Report only how many lines hold the word "повышения".

# Data lines start

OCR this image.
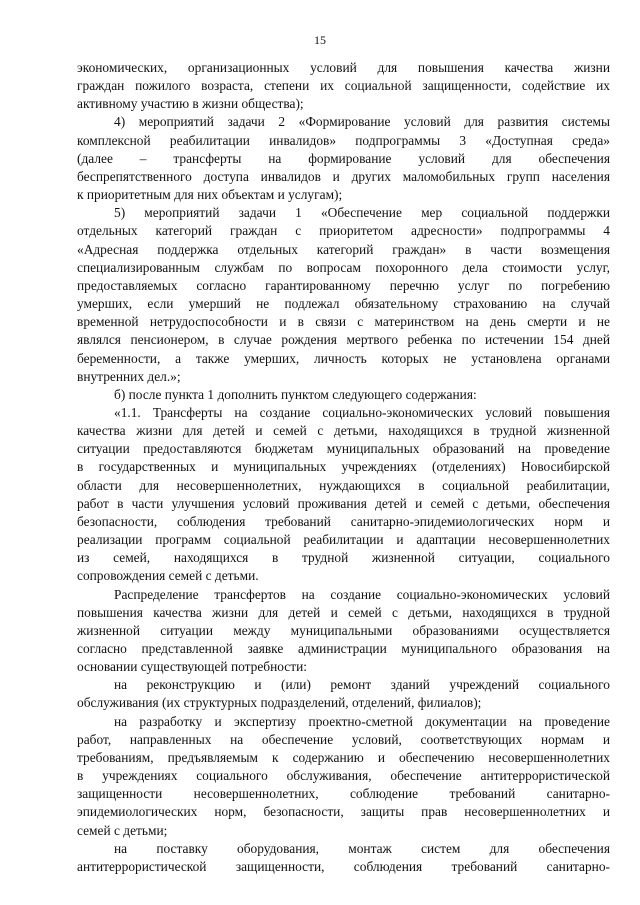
15

экономических, организационных условий для повышения качества жизни
граждан пожилого возраста, степени их социальной защищенности, содействие их
активному участию в жизни общества);

4) мероприятий задачи 2 «Формирование условий для развития системы
комплексной реабилитации инвалидов» подпрограммы 3 «Доступная среда»
(далее – трансферты на формирование условий для обеспечения
беспрепятственного доступа инвалидов и других маломобильных групп населения
к приоритетным для них объектам и услугам);

5) мероприятий задачи 1 «Обеспечение мер социальной поддержки
отдельных категорий граждан с приоритетом адресности» подпрограммы 4
«Адресная поддержка отдельных категорий граждан» в части возмещения
специализированным службам по вопросам похоронного дела стоимости услуг,
предоставляемых согласно гарантированному перечню услуг по погребению
умерших, если умерший не подлежал обязательному страхованию на случай
временной нетрудоспособности и в связи с материнством на день смерти и не
являлся пенсионером, в случае рождения мертвого ребенка по истечении 154 дней
беременности, а также умерших, личность которых не установлена органами
внутренних дел.»;

б) после пункта 1 дополнить пунктом следующего содержания:

«1.1. Трансферты на создание социально-экономических условий повышения
качества жизни для детей и семей с детьми, находящихся в трудной жизненной
ситуации предоставляются бюджетам муниципальных образований на проведение
в государственных и муниципальных учреждениях (отделениях) Новосибирской
области для несовершеннолетних, нуждающихся в социальной реабилитации,
работ в части улучшения условий проживания детей и семей с детьми, обеспечения
безопасности, соблюдения требований санитарно-эпидемиологических норм и
реализации программ социальной реабилитации и адаптации несовершеннолетних
из семей, находящихся в трудной жизненной ситуации, социального
сопровождения семей с детьми.

Распределение трансфертов на создание социально-экономических условий
повышения качества жизни для детей и семей с детьми, находящихся в трудной
жизненной ситуации между муниципальными образованиями осуществляется
согласно представленной заявке администрации муниципального образования на
основании существующей потребности:

на реконструкцию и (или) ремонт зданий учреждений социального
обслуживания (их структурных подразделений, отделений, филиалов);

на разработку и экспертизу проектно-сметной документации на проведение
работ, направленных на обеспечение условий, соответствующих нормам и
требованиям, предъявляемым к содержанию и обеспечению несовершеннолетних
в учреждениях социального обслуживания, обеспечение антитеррористической
защищенности несовершеннолетних, соблюдение требований санитарно-
эпидемиологических норм, безопасности, защиты прав несовершеннолетних и
семей с детьми;

на поставку оборудования, монтаж систем для обеспечения
антитеррористической защищенности, соблюдения требований санитарно-
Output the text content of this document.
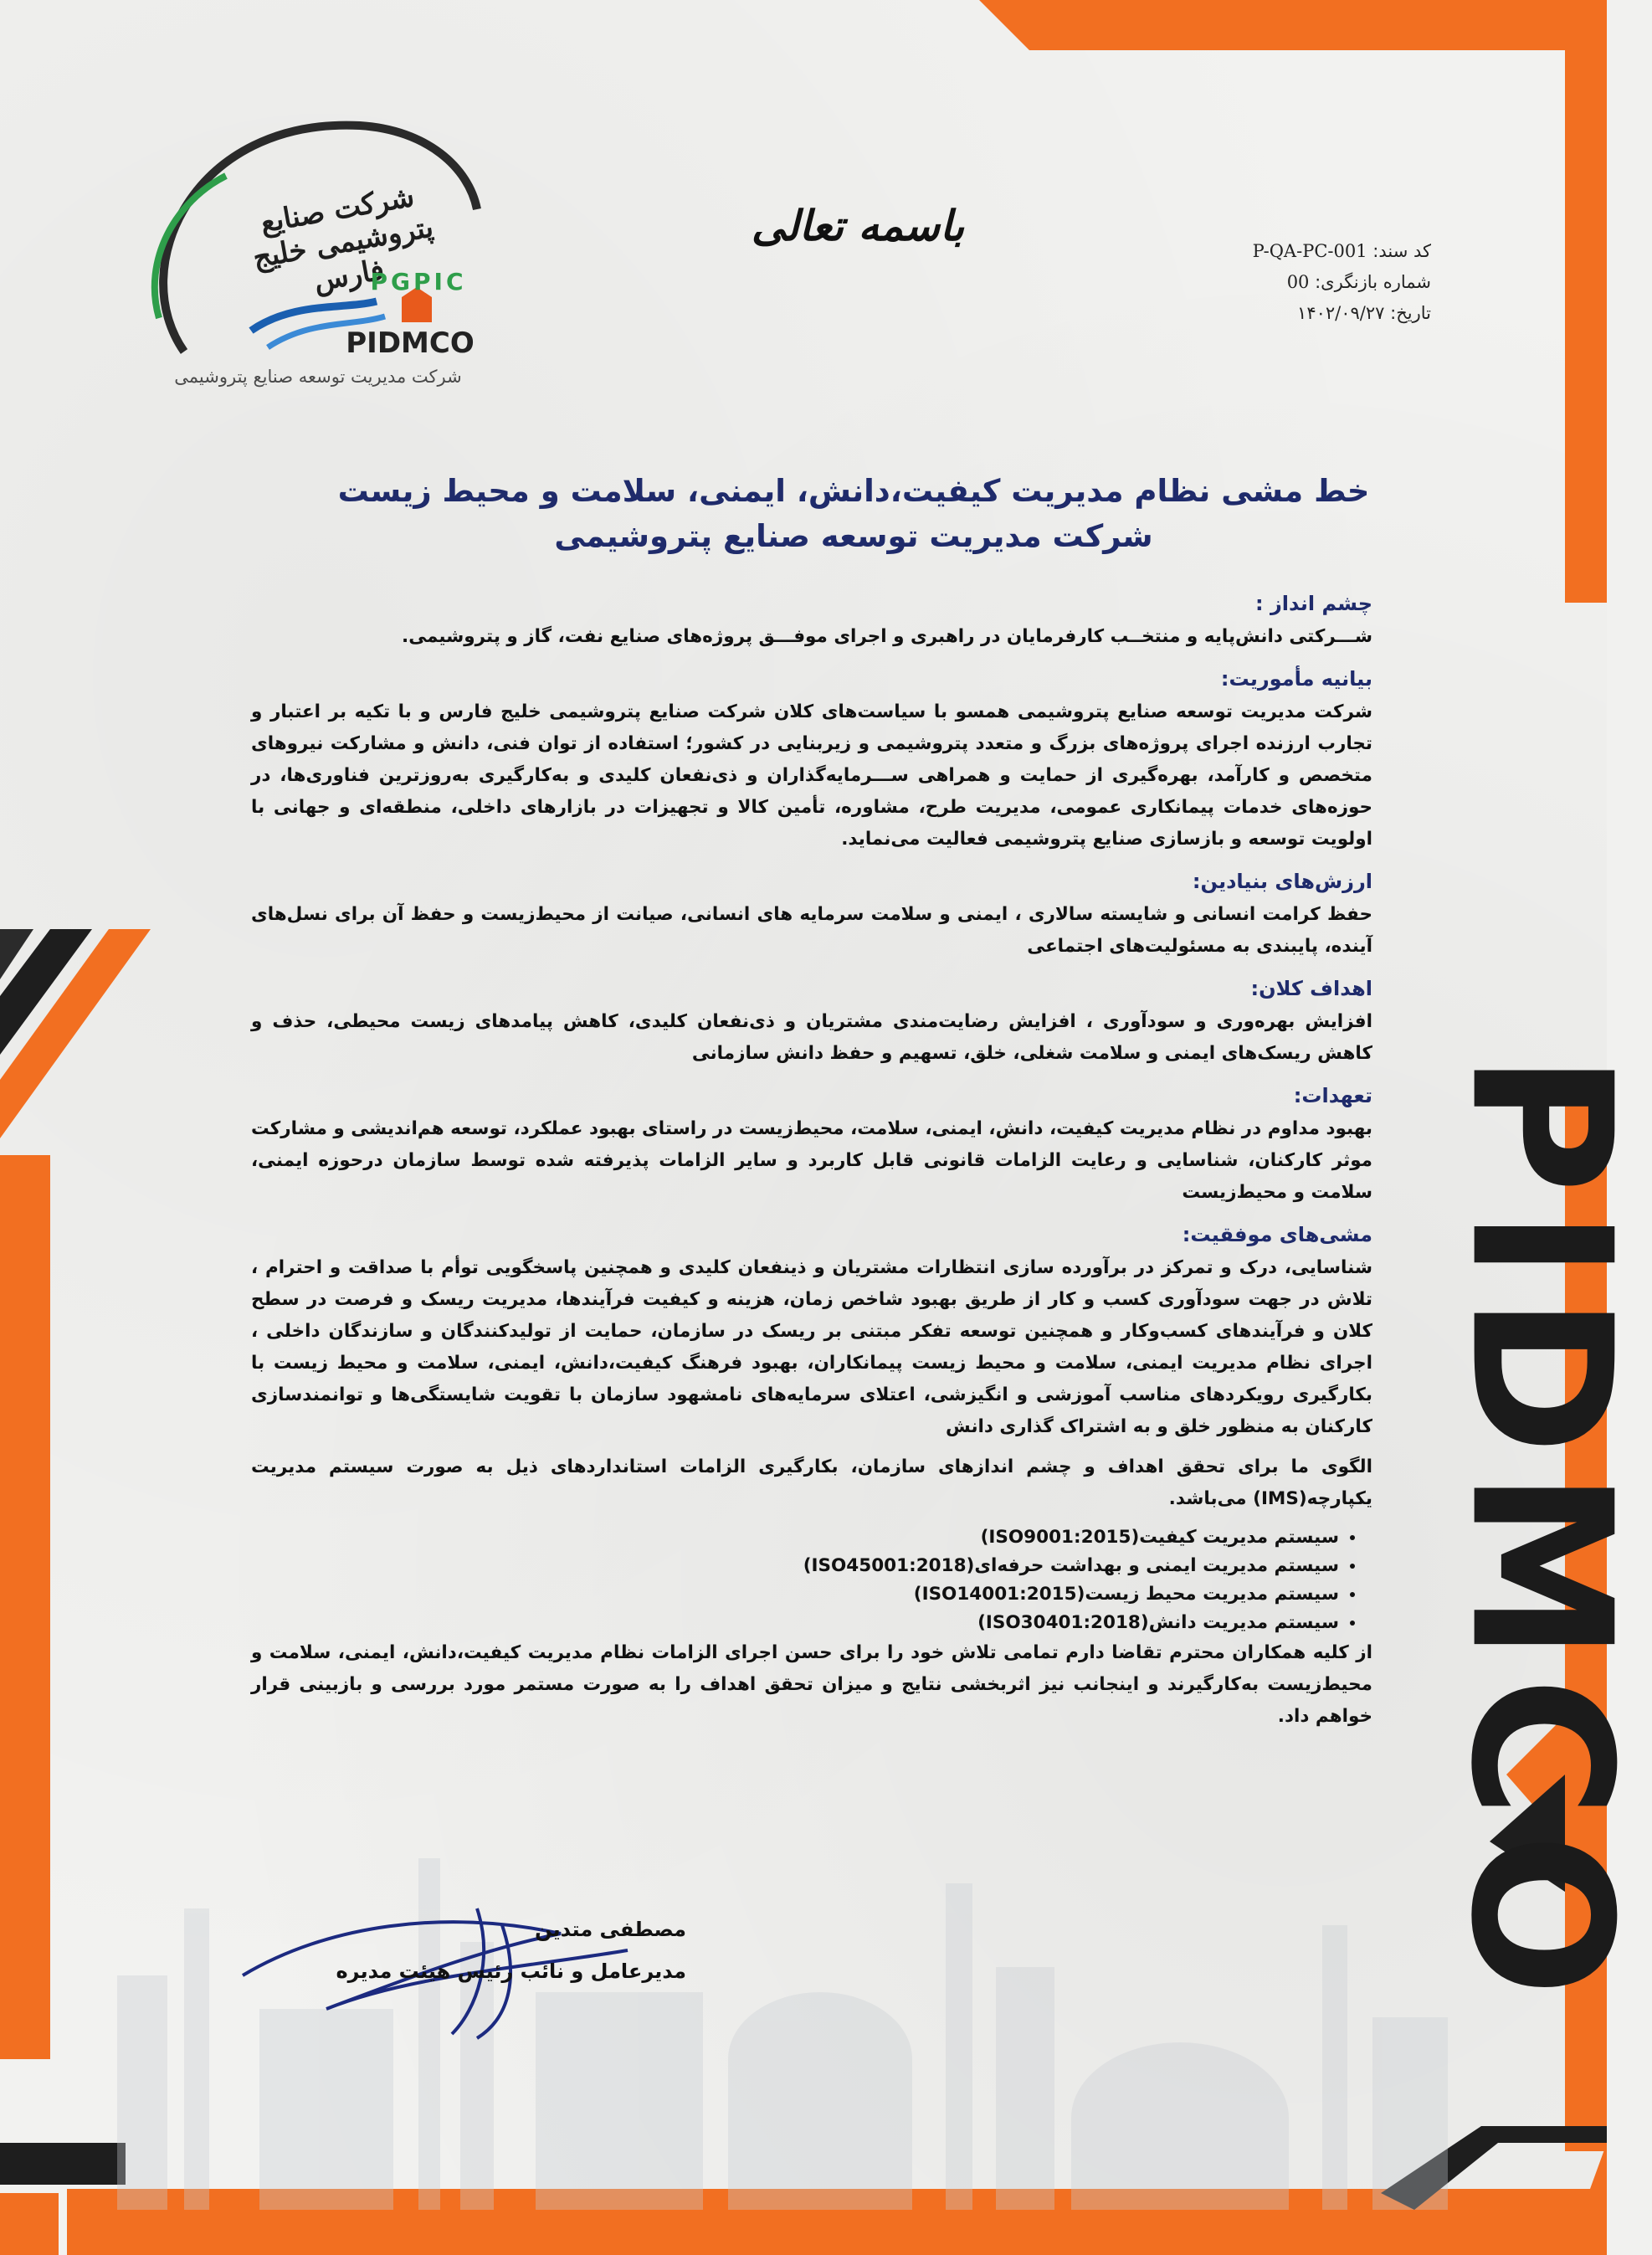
PIDMCO
شرکت صنایع پتروشیمی خلیج فارس
PGPIC
PIDMCO
شرکت مدیریت توسعه صنایع پتروشیمی
باسمه تعالی
کد سند: P-QA-PC-001
شماره بازنگری: 00
تاریخ: ۱۴۰۲/۰۹/۲۷
خط مشی نظام مدیریت کیفیت،دانش، ایمنی، سلامت و محیط زیست
شرکت مدیریت توسعه صنایع پتروشیمی
چشم انداز :

شـــرکتی دانش‌پایه و منتخــب کارفرمایان در راهبری و اجرای موفـــق پروژه‌های صنایع نفت، گاز و پتروشیمی.

بیانیه مأموریت:

شرکت مدیریت توسعه صنایع پتروشیمی همسو با سیاست‌های کلان شرکت صنایع پتروشیمی خلیج فارس و با تکیه بر اعتبار و تجارب ارزنده اجرای پروژه‌های بزرگ و متعدد پتروشیمی و زیربنایی در کشور؛ استفاده از توان فنی، دانش و مشارکت نیروهای متخصص و کارآمد، بهره‌گیری از حمایت و همراهی ســـرمایه‌گذاران و ذی‌نفعان کلیدی و به‌کارگیری به‌روزترین فناوری‌ها، در حوزه‌های خدمات پیمانکاری عمومی، مدیریت طرح، مشاوره، تأمین کالا و تجهیزات در بازارهای داخلی، منطقه‌ای و جهانی با اولویت توسعه و بازسازی صنایع پتروشیمی فعالیت می‌نماید.

ارزش‌های بنیادین:

حفظ کرامت انسانی و شایسته سالاری ، ایمنی و سلامت سرمایه های انسانی، صیانت از محیط‌زیست و حفظ آن برای نسل‌های آینده، پایبندی به مسئولیت‌های اجتماعی

اهداف کلان:

افزایش بهره‌وری و سودآوری ، افزایش رضایت‌مندی مشتریان و ذی‌نفعان کلیدی، کاهش پیامدهای زیست محیطی، حذف و کاهش ریسک‌های ایمنی و سلامت شغلی، خلق، تسهیم و حفظ دانش سازمانی

تعهدات:

بهبود مداوم در نظام مدیریت کیفیت، دانش، ایمنی، سلامت، محیط‌زیست در راستای بهبود عملکرد، توسعه هم‌اندیشی و مشارکت موثر کارکنان، شناسایی و رعایت الزامات قانونی قابل کاربرد و سایر الزامات پذیرفته شده توسط سازمان درحوزه ایمنی، سلامت و محیط‌زیست

مشی‌های موفقیت:

شناسایی، درک و تمرکز در برآورده سازی انتظارات مشتریان و ذینفعان کلیدی و همچنین پاسخگویی توأم با صداقت و احترام ، تلاش در جهت سودآوری کسب و کار از طریق بهبود شاخص زمان، هزینه و کیفیت فرآیندها، مدیریت ریسک و فرصت در سطح کلان و فرآیندهای کسب‌وکار و همچنین توسعه تفکر مبتنی بر ریسک در سازمان، حمایت از تولیدکنندگان و سازندگان داخلی ، اجرای نظام مدیریت ایمنی، سلامت و محیط زیست پیمانکاران، بهبود فرهنگ کیفیت،دانش، ایمنی، سلامت و محیط زیست با بکارگیری رویکردهای مناسب آموزشی و انگیزشی، اعتلای سرمایه‌های نامشهود سازمان با تقویت شایستگی‌ها و توانمندسازی کارکنان به منظور خلق و به اشتراک گذاری دانش

الگوی ما برای تحقق اهداف و چشم اندازهای سازمان، بکارگیری الزامات استانداردهای ذیل به صورت سیستم مدیریت یکپارچه(IMS) می‌باشد.

• سیستم مدیریت کیفیت(ISO9001:2015)
• سیستم مدیریت ایمنی و بهداشت حرفه‌ای(ISO45001:2018)
• سیستم مدیریت محیط زیست(ISO14001:2015)
• سیستم مدیریت دانش(ISO30401:2018)

از کلیه همکاران محترم تقاضا دارم تمامی تلاش خود را برای حسن اجرای الزامات نظام مدیریت کیفیت،دانش، ایمنی، سلامت و محیط‌زیست به‌کارگیرند و اینجانب نیز اثربخشی نتایج و میزان تحقق اهداف را به صورت مستمر مورد بررسی و بازبینی قرار خواهم داد.

مصطفی متدین
مدیرعامل و نائب رئیس هیئت مدیره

# Data lines end

**Exercise result**. 3